- _Problem_:
Please pull out every line in the items below that contains the string "views", and copy each one unchanged.

Region annotation records
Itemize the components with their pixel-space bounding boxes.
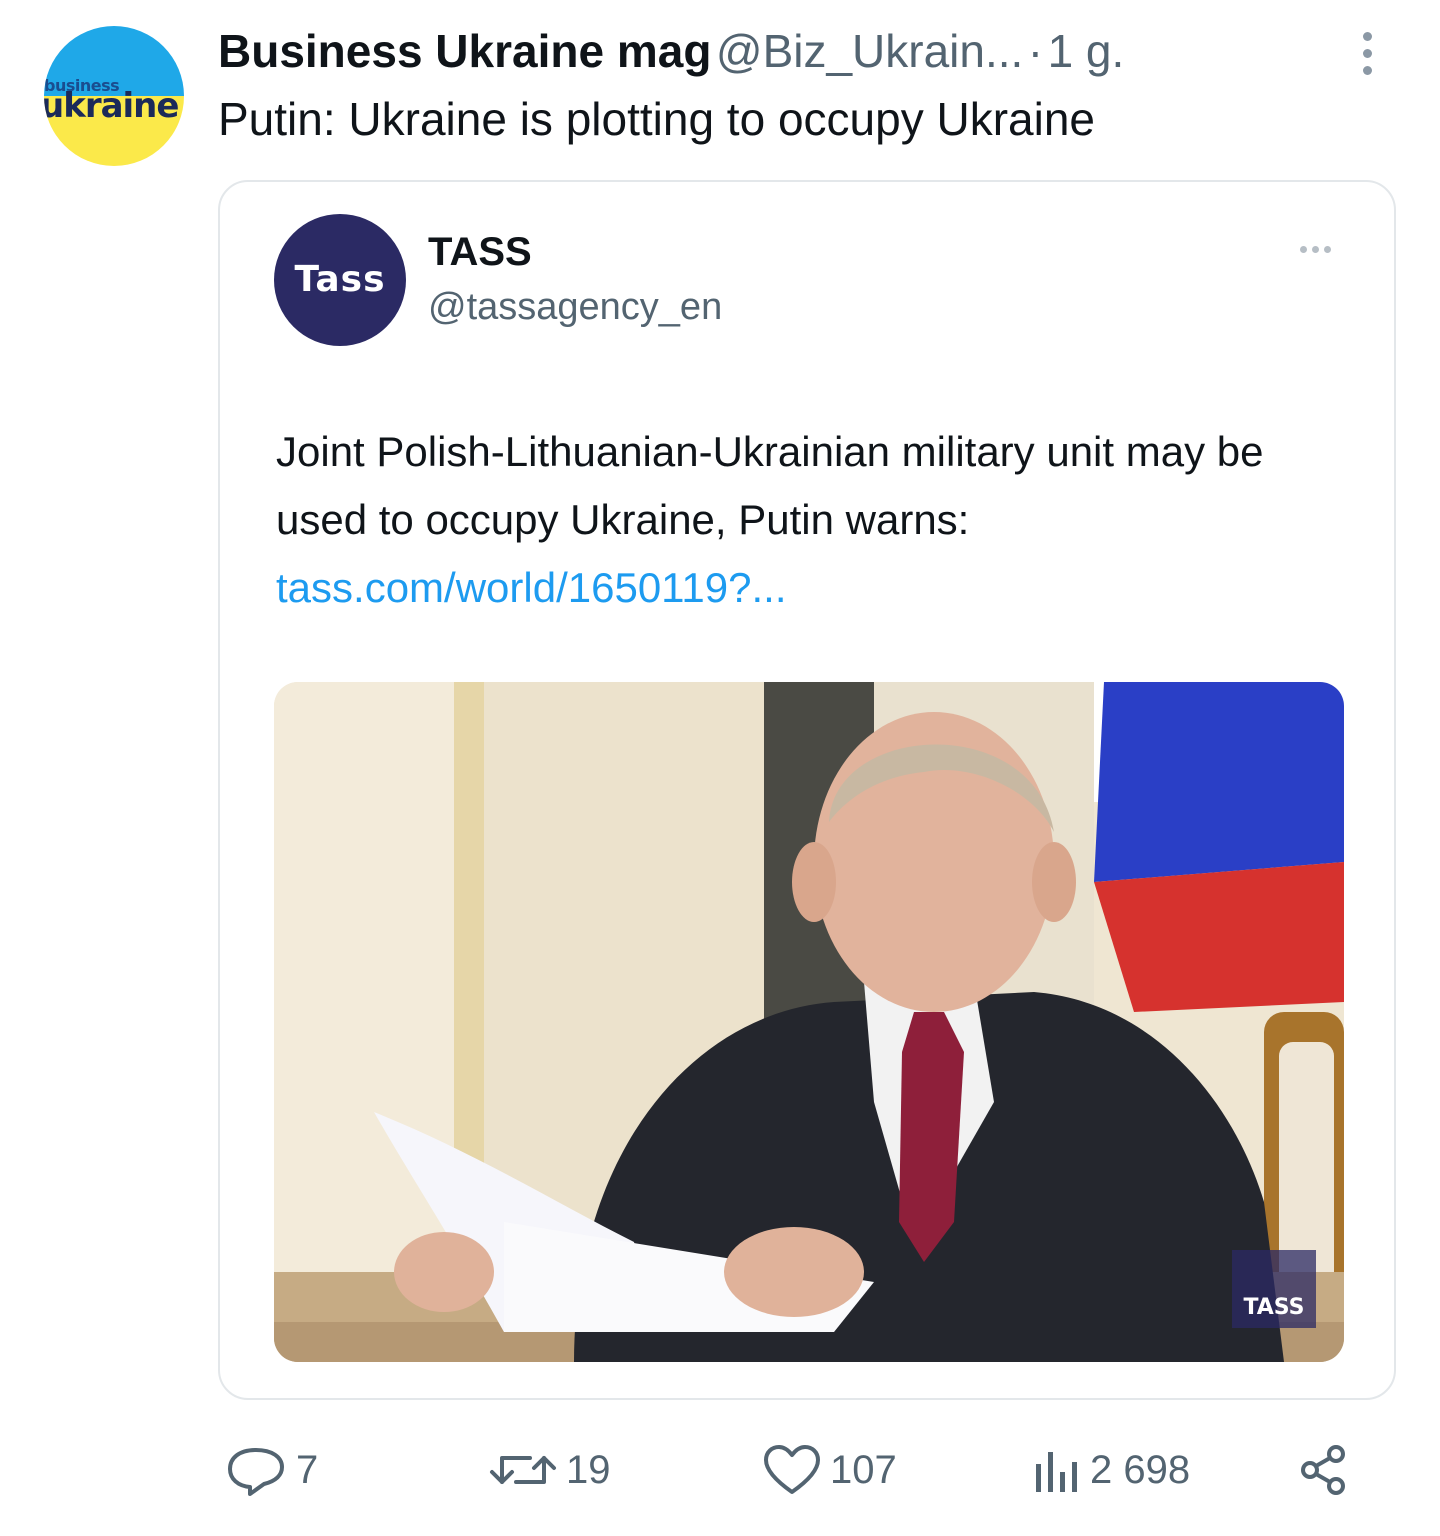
author-handle[interactable]: @Biz_Ukrain... xyxy=(716,25,1023,77)
avatar-logo-big: ukraine xyxy=(44,86,179,126)
heart-icon xyxy=(764,1445,820,1494)
quoted-photo[interactable]: TASS xyxy=(274,682,1344,1362)
views-button[interactable]: 2 698 xyxy=(1030,1440,1190,1500)
quoted-link[interactable]: tass.com/world/1650119?... xyxy=(276,564,787,611)
quoted-author-handle[interactable]: @tassagency_en xyxy=(428,286,722,329)
quoted-more-icon[interactable] xyxy=(1300,240,1350,253)
views-chart-icon xyxy=(1036,1452,1077,1492)
tass-avatar[interactable]: Tass xyxy=(274,214,406,346)
tweet-text: Putin: Ukraine is plotting to occupy Ukr… xyxy=(218,93,1095,145)
like-button[interactable]: 107 xyxy=(762,1440,897,1500)
retweet-button[interactable]: 19 xyxy=(488,1440,611,1500)
quoted-tweet-card[interactable]: Tass TASS @tassagency_en Joint Polish-Li… xyxy=(218,180,1396,1400)
author-avatar[interactable]: business ukraine xyxy=(44,26,184,166)
tweet-header: Business Ukraine mag @Biz_Ukrain... · 1 … xyxy=(218,24,1378,84)
reply-count: 7 xyxy=(296,1447,319,1492)
share-icon xyxy=(1301,1445,1345,1495)
quoted-author-name[interactable]: TASS xyxy=(428,230,532,275)
tweet-time[interactable]: 1 g. xyxy=(1048,25,1125,77)
share-button[interactable] xyxy=(1296,1440,1352,1500)
photo-watermark: TASS xyxy=(1243,1295,1304,1320)
view-count: 2 698 xyxy=(1090,1447,1191,1492)
separator-dot: · xyxy=(1027,25,1044,77)
reply-button[interactable]: 7 xyxy=(224,1440,318,1500)
retweet-icon xyxy=(490,1456,556,1484)
tweet-actions: 7 19 107 2 698 xyxy=(0,1440,1440,1510)
more-options-icon[interactable] xyxy=(1352,32,1382,82)
quoted-text-body: Joint Polish-Lithuanian-Ukrainian milita… xyxy=(276,428,1264,543)
photo-illustration: TASS xyxy=(274,682,1344,1362)
quoted-tweet-text: Joint Polish-Lithuanian-Ukrainian milita… xyxy=(276,418,1356,622)
retweet-count: 19 xyxy=(566,1447,611,1492)
author-name[interactable]: Business Ukraine mag xyxy=(218,25,711,77)
like-count: 107 xyxy=(830,1447,897,1492)
reply-icon xyxy=(228,1448,284,1496)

- _Output of the exercise_:
views-button[interactable]: 2 698 xyxy=(1030,1440,1190,1500)
views-chart-icon xyxy=(1036,1452,1077,1492)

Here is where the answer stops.